- What you are asked to do:
Look through the material below. Copy every line with the string "title" in it.

** start of Data to use **

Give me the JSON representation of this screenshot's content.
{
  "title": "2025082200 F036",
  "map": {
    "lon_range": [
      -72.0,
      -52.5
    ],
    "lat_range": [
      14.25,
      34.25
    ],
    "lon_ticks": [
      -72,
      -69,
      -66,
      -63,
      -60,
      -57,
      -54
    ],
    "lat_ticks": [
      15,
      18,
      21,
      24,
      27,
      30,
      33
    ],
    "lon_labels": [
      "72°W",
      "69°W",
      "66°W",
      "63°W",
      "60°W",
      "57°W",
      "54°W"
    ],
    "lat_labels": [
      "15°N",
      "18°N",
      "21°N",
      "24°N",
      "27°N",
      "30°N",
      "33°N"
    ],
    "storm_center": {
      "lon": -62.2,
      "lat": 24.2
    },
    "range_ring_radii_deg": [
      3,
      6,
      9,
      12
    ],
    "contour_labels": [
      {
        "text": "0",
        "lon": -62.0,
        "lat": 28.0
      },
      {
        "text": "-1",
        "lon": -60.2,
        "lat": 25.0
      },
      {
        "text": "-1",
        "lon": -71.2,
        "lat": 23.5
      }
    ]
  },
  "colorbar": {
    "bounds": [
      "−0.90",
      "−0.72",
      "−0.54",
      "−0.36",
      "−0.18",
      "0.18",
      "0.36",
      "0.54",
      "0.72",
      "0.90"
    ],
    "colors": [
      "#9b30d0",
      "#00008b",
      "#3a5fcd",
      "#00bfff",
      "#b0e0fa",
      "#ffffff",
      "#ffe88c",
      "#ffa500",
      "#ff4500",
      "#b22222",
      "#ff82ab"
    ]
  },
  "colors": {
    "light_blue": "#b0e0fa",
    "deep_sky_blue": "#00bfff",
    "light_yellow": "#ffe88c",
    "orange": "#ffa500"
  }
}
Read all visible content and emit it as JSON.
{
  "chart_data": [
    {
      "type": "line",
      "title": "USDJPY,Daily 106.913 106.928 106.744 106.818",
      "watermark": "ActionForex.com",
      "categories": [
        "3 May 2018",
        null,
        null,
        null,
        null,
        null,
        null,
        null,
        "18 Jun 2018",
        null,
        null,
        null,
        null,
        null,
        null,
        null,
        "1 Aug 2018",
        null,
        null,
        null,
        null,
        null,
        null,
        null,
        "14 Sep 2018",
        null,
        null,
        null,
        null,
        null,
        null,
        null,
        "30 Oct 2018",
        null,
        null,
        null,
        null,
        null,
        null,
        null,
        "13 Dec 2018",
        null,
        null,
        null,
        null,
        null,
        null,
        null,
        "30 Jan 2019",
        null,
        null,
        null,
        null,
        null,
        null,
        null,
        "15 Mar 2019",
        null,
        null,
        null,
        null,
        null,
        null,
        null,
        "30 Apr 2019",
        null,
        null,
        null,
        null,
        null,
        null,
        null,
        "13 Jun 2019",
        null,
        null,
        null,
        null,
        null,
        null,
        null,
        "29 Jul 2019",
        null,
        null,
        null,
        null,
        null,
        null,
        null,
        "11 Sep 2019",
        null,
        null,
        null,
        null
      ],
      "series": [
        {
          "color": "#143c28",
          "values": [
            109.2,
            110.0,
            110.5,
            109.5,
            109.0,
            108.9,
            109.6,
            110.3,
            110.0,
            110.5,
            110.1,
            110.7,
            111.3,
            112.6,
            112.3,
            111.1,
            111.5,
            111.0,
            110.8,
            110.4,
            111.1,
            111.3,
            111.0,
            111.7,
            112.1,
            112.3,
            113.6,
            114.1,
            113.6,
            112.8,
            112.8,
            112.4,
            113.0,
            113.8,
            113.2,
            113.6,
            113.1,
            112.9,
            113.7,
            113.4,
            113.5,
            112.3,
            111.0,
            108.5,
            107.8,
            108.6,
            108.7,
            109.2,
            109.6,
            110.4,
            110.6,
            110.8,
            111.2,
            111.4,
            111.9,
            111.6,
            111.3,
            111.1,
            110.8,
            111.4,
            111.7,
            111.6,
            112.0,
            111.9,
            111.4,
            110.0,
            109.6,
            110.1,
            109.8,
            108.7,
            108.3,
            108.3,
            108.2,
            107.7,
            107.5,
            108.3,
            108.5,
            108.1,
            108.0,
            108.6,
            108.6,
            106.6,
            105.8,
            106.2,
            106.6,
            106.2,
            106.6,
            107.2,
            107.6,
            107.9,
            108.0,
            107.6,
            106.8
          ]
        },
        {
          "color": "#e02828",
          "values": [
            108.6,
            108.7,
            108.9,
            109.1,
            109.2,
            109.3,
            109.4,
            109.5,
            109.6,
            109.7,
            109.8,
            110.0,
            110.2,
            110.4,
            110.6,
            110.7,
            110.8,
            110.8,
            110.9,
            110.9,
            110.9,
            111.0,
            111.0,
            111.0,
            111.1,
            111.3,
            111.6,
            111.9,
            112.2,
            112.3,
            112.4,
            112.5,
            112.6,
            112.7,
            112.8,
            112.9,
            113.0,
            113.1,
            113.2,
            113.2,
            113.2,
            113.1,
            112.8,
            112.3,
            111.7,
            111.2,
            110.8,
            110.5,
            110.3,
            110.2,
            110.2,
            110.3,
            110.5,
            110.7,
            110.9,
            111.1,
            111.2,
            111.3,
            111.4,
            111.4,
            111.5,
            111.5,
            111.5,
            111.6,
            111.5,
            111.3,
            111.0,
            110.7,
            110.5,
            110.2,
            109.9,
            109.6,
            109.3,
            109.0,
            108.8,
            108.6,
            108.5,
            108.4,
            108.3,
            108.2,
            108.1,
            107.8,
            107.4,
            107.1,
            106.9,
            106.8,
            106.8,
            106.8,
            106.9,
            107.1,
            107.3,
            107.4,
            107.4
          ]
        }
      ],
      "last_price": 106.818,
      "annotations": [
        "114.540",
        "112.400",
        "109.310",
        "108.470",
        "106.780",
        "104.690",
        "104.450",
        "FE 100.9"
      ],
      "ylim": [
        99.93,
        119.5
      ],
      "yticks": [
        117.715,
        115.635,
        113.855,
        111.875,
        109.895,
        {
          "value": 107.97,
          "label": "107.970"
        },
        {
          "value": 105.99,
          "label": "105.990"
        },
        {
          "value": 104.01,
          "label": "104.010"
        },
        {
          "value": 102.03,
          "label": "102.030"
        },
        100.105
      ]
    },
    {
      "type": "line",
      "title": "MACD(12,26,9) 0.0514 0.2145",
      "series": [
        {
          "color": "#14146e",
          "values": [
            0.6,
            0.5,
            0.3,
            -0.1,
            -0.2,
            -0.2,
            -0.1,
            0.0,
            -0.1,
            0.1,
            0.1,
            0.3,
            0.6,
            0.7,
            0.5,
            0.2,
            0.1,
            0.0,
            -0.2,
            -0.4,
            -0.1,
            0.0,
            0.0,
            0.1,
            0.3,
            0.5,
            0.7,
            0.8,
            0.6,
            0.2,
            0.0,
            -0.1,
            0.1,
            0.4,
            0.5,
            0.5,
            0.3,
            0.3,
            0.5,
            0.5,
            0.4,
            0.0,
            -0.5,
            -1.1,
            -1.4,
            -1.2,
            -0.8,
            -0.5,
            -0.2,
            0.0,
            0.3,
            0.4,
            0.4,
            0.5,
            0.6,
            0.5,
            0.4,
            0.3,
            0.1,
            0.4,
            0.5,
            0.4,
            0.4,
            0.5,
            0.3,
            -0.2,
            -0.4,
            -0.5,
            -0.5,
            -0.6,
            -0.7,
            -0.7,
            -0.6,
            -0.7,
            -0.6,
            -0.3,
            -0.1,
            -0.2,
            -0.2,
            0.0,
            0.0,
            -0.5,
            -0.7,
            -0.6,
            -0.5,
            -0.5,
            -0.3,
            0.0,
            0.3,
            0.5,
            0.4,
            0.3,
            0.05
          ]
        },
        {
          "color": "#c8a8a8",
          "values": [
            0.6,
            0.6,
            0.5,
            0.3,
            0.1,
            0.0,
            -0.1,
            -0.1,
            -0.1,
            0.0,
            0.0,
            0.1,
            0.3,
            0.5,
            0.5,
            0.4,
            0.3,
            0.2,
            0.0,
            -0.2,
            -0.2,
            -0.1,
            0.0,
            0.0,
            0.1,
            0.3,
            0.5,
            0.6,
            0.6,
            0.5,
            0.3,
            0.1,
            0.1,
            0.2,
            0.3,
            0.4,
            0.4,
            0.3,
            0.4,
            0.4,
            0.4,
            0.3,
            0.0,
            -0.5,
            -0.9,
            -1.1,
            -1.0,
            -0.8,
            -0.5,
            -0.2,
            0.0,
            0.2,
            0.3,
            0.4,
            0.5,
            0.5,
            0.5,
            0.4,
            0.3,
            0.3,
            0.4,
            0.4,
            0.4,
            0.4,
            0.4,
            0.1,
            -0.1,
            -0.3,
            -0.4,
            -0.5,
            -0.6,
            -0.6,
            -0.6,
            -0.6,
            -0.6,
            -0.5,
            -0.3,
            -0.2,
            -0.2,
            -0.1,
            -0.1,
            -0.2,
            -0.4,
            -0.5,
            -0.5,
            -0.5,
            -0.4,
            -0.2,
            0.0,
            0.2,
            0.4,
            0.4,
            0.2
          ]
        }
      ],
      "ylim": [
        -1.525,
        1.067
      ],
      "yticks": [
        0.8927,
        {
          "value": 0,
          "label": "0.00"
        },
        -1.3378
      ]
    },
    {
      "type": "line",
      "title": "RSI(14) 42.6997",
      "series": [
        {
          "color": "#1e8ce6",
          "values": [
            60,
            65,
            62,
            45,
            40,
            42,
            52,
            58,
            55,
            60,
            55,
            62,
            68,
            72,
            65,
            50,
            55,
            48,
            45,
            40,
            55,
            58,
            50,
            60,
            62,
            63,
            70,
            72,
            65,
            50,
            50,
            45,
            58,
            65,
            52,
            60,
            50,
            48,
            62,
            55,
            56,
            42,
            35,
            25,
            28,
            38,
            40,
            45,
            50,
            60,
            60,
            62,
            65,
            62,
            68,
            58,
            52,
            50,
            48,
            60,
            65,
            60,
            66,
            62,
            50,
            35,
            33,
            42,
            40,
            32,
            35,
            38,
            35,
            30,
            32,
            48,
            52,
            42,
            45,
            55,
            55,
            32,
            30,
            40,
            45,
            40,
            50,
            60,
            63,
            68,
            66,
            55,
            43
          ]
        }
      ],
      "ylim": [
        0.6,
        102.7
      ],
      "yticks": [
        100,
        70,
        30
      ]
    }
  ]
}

** end of Data to use **

- Written answer:
  "title": "2025082200 F036",
      "title": "USDJPY,Daily 106.913 106.928 106.744 106.818",
      "title": "MACD(12,26,9) 0.0514 0.2145",
      "title": "RSI(14) 42.6997",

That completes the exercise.